(Chart and figure data)
[start]

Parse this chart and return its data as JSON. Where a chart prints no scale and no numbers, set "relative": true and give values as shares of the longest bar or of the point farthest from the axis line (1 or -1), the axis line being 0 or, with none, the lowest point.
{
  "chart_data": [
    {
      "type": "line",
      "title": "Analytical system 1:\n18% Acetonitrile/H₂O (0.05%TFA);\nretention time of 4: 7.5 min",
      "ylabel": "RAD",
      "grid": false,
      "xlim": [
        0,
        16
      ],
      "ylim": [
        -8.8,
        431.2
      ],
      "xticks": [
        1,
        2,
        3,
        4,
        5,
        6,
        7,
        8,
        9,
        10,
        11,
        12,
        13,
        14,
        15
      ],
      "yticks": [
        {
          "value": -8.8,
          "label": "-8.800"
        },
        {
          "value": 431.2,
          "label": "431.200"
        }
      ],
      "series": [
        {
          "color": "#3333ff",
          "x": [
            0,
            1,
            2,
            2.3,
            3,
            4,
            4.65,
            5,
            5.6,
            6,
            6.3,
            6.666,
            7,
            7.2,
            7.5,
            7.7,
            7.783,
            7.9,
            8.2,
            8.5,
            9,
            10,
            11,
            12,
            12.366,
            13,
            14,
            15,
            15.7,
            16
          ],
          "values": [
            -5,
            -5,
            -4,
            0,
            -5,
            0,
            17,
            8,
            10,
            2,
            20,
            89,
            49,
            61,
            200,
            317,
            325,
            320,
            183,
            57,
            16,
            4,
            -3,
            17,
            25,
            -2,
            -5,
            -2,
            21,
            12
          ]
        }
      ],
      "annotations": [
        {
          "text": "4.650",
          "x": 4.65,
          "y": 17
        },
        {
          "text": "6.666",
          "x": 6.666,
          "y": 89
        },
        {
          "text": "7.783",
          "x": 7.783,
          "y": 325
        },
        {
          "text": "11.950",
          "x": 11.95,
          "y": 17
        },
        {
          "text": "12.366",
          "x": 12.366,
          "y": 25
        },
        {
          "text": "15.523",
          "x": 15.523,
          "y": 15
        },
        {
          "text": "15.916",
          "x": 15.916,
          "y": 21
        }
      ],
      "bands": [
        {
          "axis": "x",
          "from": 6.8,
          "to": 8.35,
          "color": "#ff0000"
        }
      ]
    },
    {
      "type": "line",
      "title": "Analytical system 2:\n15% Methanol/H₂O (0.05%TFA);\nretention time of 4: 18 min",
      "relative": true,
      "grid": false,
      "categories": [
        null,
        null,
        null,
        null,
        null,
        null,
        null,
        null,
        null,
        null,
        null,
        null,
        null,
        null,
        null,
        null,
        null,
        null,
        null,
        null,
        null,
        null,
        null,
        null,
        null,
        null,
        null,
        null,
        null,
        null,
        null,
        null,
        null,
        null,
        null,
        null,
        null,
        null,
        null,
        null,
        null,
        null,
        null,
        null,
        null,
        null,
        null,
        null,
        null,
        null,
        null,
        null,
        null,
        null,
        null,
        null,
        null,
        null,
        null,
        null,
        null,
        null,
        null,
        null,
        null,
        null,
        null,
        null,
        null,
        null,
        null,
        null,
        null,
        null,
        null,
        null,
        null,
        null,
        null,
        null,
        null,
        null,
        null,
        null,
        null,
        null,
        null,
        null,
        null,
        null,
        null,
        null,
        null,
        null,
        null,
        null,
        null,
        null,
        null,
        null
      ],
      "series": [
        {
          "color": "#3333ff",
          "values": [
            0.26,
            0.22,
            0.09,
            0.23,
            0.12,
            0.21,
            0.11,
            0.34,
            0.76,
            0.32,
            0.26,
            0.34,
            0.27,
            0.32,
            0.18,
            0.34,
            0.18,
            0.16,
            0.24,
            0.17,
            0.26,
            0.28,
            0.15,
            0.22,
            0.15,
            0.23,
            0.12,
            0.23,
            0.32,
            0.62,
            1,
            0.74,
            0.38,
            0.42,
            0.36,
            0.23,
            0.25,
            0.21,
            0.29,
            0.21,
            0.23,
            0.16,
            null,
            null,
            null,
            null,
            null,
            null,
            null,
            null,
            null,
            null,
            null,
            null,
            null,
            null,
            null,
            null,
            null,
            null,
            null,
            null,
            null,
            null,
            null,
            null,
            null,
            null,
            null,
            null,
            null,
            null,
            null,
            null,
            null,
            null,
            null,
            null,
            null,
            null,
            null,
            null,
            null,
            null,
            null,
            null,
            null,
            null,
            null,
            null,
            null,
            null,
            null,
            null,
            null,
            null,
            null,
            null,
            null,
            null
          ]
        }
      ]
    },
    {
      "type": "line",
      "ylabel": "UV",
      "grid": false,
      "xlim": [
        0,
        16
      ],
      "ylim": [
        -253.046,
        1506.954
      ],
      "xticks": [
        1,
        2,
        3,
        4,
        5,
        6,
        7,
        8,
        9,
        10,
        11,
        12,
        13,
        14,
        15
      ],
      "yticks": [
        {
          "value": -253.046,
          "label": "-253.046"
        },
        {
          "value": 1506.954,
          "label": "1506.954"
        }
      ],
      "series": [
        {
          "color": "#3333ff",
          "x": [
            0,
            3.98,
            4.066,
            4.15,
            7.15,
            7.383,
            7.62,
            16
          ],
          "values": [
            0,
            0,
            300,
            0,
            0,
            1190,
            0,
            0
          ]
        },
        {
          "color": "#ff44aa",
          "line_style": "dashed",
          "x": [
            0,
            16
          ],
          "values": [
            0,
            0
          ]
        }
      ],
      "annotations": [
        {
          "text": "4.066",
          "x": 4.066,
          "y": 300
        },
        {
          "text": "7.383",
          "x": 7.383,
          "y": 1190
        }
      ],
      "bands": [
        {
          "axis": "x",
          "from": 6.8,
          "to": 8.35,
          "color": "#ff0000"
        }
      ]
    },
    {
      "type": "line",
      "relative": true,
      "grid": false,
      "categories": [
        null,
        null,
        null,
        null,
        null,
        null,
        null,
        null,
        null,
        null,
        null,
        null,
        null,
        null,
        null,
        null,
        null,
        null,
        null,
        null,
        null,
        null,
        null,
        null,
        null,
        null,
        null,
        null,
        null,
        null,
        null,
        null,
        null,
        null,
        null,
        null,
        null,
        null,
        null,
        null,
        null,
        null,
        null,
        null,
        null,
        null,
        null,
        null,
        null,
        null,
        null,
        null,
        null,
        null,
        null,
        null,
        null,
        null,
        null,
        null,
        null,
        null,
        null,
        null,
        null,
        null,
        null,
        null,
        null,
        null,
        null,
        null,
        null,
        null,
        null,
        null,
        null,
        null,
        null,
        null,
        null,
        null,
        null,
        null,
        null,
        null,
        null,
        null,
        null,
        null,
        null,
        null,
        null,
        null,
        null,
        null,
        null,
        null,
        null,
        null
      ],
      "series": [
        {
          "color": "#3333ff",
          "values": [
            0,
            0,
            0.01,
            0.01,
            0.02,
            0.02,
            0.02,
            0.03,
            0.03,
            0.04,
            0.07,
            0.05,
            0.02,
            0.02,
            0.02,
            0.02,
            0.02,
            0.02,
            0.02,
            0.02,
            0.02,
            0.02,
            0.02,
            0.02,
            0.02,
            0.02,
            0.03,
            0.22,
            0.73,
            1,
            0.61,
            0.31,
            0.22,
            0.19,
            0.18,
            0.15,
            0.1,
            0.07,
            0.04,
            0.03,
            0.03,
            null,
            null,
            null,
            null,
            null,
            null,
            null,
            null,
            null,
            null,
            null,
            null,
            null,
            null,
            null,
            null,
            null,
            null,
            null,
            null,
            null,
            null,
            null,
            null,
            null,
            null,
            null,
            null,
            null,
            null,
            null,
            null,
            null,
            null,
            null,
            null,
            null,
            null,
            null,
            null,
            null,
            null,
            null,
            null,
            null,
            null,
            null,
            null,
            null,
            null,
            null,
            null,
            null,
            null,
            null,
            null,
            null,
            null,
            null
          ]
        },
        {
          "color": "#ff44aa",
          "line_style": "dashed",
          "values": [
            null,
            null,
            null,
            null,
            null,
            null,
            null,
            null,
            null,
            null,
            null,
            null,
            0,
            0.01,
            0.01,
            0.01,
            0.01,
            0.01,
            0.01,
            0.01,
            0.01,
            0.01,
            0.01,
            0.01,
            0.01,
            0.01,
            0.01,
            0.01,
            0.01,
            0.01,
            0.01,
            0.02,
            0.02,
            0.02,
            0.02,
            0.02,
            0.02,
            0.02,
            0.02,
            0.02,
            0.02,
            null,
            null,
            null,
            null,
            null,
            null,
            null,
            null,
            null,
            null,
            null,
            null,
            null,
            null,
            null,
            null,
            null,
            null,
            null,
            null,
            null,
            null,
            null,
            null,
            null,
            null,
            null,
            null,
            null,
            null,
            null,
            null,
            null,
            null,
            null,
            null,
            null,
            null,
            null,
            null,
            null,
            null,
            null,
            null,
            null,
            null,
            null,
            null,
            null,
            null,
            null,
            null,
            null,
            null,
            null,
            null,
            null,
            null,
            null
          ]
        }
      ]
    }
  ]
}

[end]

**Requirements**
Look through the entries above; copy each line where the string "time" appears.

**Exercise output**
      "title": "Analytical system 1:\n18% Acetonitrile/H₂O (0.05%TFA);\nretention time of 4: 7.5 min",
      "title": "Analytical system 2:\n15% Methanol/H₂O (0.05%TFA);\nretention time of 4: 18 min",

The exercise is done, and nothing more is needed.